Extracted records
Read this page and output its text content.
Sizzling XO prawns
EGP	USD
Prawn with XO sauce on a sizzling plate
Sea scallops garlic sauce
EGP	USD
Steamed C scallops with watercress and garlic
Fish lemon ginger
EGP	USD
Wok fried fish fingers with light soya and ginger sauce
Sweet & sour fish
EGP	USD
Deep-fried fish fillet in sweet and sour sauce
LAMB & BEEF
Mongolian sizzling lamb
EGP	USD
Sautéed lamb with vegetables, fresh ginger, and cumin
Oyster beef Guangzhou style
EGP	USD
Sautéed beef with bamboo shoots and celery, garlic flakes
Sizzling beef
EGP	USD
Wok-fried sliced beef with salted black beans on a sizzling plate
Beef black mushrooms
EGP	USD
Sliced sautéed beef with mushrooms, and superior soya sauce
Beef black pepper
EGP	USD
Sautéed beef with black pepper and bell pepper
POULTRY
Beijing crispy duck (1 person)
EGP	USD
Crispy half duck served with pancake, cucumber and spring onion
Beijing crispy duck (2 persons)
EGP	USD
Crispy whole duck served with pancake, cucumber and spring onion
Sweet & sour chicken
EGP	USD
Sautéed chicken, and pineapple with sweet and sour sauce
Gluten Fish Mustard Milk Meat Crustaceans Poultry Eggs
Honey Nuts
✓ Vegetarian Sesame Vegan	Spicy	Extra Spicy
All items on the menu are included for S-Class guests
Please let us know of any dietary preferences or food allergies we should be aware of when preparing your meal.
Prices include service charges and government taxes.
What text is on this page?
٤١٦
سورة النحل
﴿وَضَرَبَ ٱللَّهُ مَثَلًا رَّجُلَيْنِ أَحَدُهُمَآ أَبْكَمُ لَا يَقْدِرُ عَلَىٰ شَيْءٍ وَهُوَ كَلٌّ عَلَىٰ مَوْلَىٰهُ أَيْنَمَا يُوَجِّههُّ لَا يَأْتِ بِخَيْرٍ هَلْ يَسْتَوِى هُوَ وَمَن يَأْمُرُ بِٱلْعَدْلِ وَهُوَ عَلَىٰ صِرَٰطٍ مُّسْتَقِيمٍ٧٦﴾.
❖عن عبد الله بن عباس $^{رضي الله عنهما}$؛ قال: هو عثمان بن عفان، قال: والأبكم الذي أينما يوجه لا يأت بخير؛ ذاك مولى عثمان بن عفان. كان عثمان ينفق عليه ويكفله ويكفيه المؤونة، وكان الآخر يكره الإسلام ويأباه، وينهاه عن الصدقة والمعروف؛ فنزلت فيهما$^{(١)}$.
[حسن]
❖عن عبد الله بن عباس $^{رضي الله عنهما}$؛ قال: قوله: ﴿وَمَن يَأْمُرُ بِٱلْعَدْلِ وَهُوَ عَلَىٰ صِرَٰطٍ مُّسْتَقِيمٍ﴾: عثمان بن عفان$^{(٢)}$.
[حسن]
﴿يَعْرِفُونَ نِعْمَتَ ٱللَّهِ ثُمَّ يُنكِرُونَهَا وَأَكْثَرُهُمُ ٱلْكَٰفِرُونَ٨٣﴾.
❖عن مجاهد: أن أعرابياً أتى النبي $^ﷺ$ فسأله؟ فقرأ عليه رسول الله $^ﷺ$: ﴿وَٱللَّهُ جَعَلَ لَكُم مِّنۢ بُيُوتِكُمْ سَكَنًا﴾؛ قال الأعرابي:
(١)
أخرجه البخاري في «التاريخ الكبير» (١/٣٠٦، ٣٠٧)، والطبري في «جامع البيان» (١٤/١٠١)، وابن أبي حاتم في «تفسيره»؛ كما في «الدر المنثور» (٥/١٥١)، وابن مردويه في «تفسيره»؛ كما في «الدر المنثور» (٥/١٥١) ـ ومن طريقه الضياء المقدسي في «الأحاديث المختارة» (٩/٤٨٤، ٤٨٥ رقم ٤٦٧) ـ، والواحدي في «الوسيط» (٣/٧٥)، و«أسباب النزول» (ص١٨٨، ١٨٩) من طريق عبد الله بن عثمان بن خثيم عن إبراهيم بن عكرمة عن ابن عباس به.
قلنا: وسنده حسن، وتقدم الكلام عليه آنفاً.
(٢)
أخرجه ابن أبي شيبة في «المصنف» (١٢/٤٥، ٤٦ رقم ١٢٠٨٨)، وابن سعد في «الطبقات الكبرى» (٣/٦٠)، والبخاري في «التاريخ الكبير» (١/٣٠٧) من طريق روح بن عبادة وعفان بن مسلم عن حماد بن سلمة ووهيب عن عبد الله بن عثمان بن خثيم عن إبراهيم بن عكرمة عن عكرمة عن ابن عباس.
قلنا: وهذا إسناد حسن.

* STATED TASK *
Copy out each record from above, exactly.

* ANSWER *
Read this page and output its text content.
Sizzling XO prawns
EGP	USD
Prawn with XO sauce on a sizzling plate
Sea scallops garlic sauce
EGP	USD
Steamed C scallops with watercress and garlic
Fish lemon ginger
EGP	USD
Wok fried fish fingers with light soya and ginger sauce
Sweet & sour fish
EGP	USD
Deep-fried fish fillet in sweet and sour sauce
LAMB & BEEF
Mongolian sizzling lamb
EGP	USD
Sautéed lamb with vegetables, fresh ginger, and cumin
Oyster beef Guangzhou style
EGP	USD
Sautéed beef with bamboo shoots and celery, garlic flakes
Sizzling beef
EGP	USD
Wok-fried sliced beef with salted black beans on a sizzling plate
Beef black mushrooms
EGP	USD
Sliced sautéed beef with mushrooms, and superior soya sauce
Beef black pepper
EGP	USD
Sautéed beef with black pepper and bell pepper
POULTRY
Beijing crispy duck (1 person)
EGP	USD
Crispy half duck served with pancake, cucumber and spring onion
Beijing crispy duck (2 persons)
EGP	USD
Crispy whole duck served with pancake, cucumber and spring onion
Sweet & sour chicken
EGP	USD
Sautéed chicken, and pineapple with sweet and sour sauce
Gluten Fish Mustard Milk Meat Crustaceans Poultry Eggs
Honey Nuts
✓ Vegetarian Sesame Vegan	Spicy	Extra Spicy
All items on the menu are included for S-Class guests
Please let us know of any dietary preferences or food allergies we should be aware of when preparing your meal.
Prices include service charges and government taxes.
What text is on this page?
٤١٦
سورة النحل
﴿وَضَرَبَ ٱللَّهُ مَثَلًا رَّجُلَيْنِ أَحَدُهُمَآ أَبْكَمُ لَا يَقْدِرُ عَلَىٰ شَيْءٍ وَهُوَ كَلٌّ عَلَىٰ مَوْلَىٰهُ أَيْنَمَا يُوَجِّههُّ لَا يَأْتِ بِخَيْرٍ هَلْ يَسْتَوِى هُوَ وَمَن يَأْمُرُ بِٱلْعَدْلِ وَهُوَ عَلَىٰ صِرَٰطٍ مُّسْتَقِيمٍ٧٦﴾.
❖عن عبد الله بن عباس $^{رضي الله عنهما}$؛ قال: هو عثمان بن عفان، قال: والأبكم الذي أينما يوجه لا يأت بخير؛ ذاك مولى عثمان بن عفان. كان عثمان ينفق عليه ويكفله ويكفيه المؤونة، وكان الآخر يكره الإسلام ويأباه، وينهاه عن الصدقة والمعروف؛ فنزلت فيهما$^{(١)}$.
[حسن]
❖عن عبد الله بن عباس $^{رضي الله عنهما}$؛ قال: قوله: ﴿وَمَن يَأْمُرُ بِٱلْعَدْلِ وَهُوَ عَلَىٰ صِرَٰطٍ مُّسْتَقِيمٍ﴾: عثمان بن عفان$^{(٢)}$.
[حسن]
﴿يَعْرِفُونَ نِعْمَتَ ٱللَّهِ ثُمَّ يُنكِرُونَهَا وَأَكْثَرُهُمُ ٱلْكَٰفِرُونَ٨٣﴾.
❖عن مجاهد: أن أعرابياً أتى النبي $^ﷺ$ فسأله؟ فقرأ عليه رسول الله $^ﷺ$: ﴿وَٱللَّهُ جَعَلَ لَكُم مِّنۢ بُيُوتِكُمْ سَكَنًا﴾؛ قال الأعرابي:
(١)
أخرجه البخاري في «التاريخ الكبير» (١/٣٠٦، ٣٠٧)، والطبري في «جامع البيان» (١٤/١٠١)، وابن أبي حاتم في «تفسيره»؛ كما في «الدر المنثور» (٥/١٥١)، وابن مردويه في «تفسيره»؛ كما في «الدر المنثور» (٥/١٥١) ـ ومن طريقه الضياء المقدسي في «الأحاديث المختارة» (٩/٤٨٤، ٤٨٥ رقم ٤٦٧) ـ، والواحدي في «الوسيط» (٣/٧٥)، و«أسباب النزول» (ص١٨٨، ١٨٩) من طريق عبد الله بن عثمان بن خثيم عن إبراهيم بن عكرمة عن ابن عباس به.
قلنا: وسنده حسن، وتقدم الكلام عليه آنفاً.
(٢)
أخرجه ابن أبي شيبة في «المصنف» (١٢/٤٥، ٤٦ رقم ١٢٠٨٨)، وابن سعد في «الطبقات الكبرى» (٣/٦٠)، والبخاري في «التاريخ الكبير» (١/٣٠٧) من طريق روح بن عبادة وعفان بن مسلم عن حماد بن سلمة ووهيب عن عبد الله بن عثمان بن خثيم عن إبراهيم بن عكرمة عن عكرمة عن ابن عباس.
قلنا: وهذا إسناد حسن.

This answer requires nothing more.